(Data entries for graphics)
>> Begin
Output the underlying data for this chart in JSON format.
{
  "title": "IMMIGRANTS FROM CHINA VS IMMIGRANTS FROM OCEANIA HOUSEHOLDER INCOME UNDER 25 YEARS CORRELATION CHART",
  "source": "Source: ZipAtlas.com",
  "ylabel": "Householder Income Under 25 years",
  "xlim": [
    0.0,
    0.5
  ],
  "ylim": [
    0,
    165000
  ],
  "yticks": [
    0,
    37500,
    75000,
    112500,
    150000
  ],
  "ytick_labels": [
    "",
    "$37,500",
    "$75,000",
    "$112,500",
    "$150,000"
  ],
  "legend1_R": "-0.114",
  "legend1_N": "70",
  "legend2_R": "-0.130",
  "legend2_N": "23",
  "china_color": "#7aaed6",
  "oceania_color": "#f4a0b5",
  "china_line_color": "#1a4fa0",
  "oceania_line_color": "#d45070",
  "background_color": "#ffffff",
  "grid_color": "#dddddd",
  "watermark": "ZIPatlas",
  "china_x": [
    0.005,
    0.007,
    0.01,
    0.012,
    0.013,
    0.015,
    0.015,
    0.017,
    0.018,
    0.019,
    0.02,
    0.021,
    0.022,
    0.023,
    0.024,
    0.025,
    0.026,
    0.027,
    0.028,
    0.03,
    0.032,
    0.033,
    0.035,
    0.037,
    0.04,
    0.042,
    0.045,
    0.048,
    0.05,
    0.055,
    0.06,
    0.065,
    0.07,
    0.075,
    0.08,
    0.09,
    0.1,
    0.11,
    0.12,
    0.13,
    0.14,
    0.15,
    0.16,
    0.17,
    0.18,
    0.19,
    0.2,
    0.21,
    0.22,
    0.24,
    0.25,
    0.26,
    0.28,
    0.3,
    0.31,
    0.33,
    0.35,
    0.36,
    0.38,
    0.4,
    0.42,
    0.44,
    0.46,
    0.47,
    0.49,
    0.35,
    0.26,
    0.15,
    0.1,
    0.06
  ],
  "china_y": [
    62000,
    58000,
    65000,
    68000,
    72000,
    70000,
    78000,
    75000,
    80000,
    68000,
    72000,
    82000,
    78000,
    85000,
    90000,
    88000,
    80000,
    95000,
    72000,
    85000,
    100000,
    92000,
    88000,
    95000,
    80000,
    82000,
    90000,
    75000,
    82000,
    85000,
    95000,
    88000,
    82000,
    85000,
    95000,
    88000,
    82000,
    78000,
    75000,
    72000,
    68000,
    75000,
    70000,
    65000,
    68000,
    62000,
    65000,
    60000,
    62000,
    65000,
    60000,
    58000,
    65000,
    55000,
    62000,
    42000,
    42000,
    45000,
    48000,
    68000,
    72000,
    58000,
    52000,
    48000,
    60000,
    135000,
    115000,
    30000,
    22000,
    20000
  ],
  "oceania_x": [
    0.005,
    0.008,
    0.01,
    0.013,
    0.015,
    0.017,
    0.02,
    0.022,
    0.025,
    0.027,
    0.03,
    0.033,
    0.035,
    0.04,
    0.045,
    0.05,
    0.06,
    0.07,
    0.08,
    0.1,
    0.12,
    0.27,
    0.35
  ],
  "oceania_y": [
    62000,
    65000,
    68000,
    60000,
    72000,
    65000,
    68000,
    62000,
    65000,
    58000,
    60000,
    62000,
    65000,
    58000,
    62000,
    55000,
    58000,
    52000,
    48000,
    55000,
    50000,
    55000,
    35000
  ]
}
>> End
# REQUIRED WORK
Reproduce all of the entries word for word.

# SOLVED PROBLEM
Output the underlying data for this chart in JSON format.
{
  "title": "IMMIGRANTS FROM CHINA VS IMMIGRANTS FROM OCEANIA HOUSEHOLDER INCOME UNDER 25 YEARS CORRELATION CHART",
  "source": "Source: ZipAtlas.com",
  "ylabel": "Householder Income Under 25 years",
  "xlim": [
    0.0,
    0.5
  ],
  "ylim": [
    0,
    165000
  ],
  "yticks": [
    0,
    37500,
    75000,
    112500,
    150000
  ],
  "ytick_labels": [
    "",
    "$37,500",
    "$75,000",
    "$112,500",
    "$150,000"
  ],
  "legend1_R": "-0.114",
  "legend1_N": "70",
  "legend2_R": "-0.130",
  "legend2_N": "23",
  "china_color": "#7aaed6",
  "oceania_color": "#f4a0b5",
  "china_line_color": "#1a4fa0",
  "oceania_line_color": "#d45070",
  "background_color": "#ffffff",
  "grid_color": "#dddddd",
  "watermark": "ZIPatlas",
  "china_x": [
    0.005,
    0.007,
    0.01,
    0.012,
    0.013,
    0.015,
    0.015,
    0.017,
    0.018,
    0.019,
    0.02,
    0.021,
    0.022,
    0.023,
    0.024,
    0.025,
    0.026,
    0.027,
    0.028,
    0.03,
    0.032,
    0.033,
    0.035,
    0.037,
    0.04,
    0.042,
    0.045,
    0.048,
    0.05,
    0.055,
    0.06,
    0.065,
    0.07,
    0.075,
    0.08,
    0.09,
    0.1,
    0.11,
    0.12,
    0.13,
    0.14,
    0.15,
    0.16,
    0.17,
    0.18,
    0.19,
    0.2,
    0.21,
    0.22,
    0.24,
    0.25,
    0.26,
    0.28,
    0.3,
    0.31,
    0.33,
    0.35,
    0.36,
    0.38,
    0.4,
    0.42,
    0.44,
    0.46,
    0.47,
    0.49,
    0.35,
    0.26,
    0.15,
    0.1,
    0.06
  ],
  "china_y": [
    62000,
    58000,
    65000,
    68000,
    72000,
    70000,
    78000,
    75000,
    80000,
    68000,
    72000,
    82000,
    78000,
    85000,
    90000,
    88000,
    80000,
    95000,
    72000,
    85000,
    100000,
    92000,
    88000,
    95000,
    80000,
    82000,
    90000,
    75000,
    82000,
    85000,
    95000,
    88000,
    82000,
    85000,
    95000,
    88000,
    82000,
    78000,
    75000,
    72000,
    68000,
    75000,
    70000,
    65000,
    68000,
    62000,
    65000,
    60000,
    62000,
    65000,
    60000,
    58000,
    65000,
    55000,
    62000,
    42000,
    42000,
    45000,
    48000,
    68000,
    72000,
    58000,
    52000,
    48000,
    60000,
    135000,
    115000,
    30000,
    22000,
    20000
  ],
  "oceania_x": [
    0.005,
    0.008,
    0.01,
    0.013,
    0.015,
    0.017,
    0.02,
    0.022,
    0.025,
    0.027,
    0.03,
    0.033,
    0.035,
    0.04,
    0.045,
    0.05,
    0.06,
    0.07,
    0.08,
    0.1,
    0.12,
    0.27,
    0.35
  ],
  "oceania_y": [
    62000,
    65000,
    68000,
    60000,
    72000,
    65000,
    68000,
    62000,
    65000,
    58000,
    60000,
    62000,
    65000,
    58000,
    62000,
    55000,
    58000,
    52000,
    48000,
    55000,
    50000,
    55000,
    35000
  ]
}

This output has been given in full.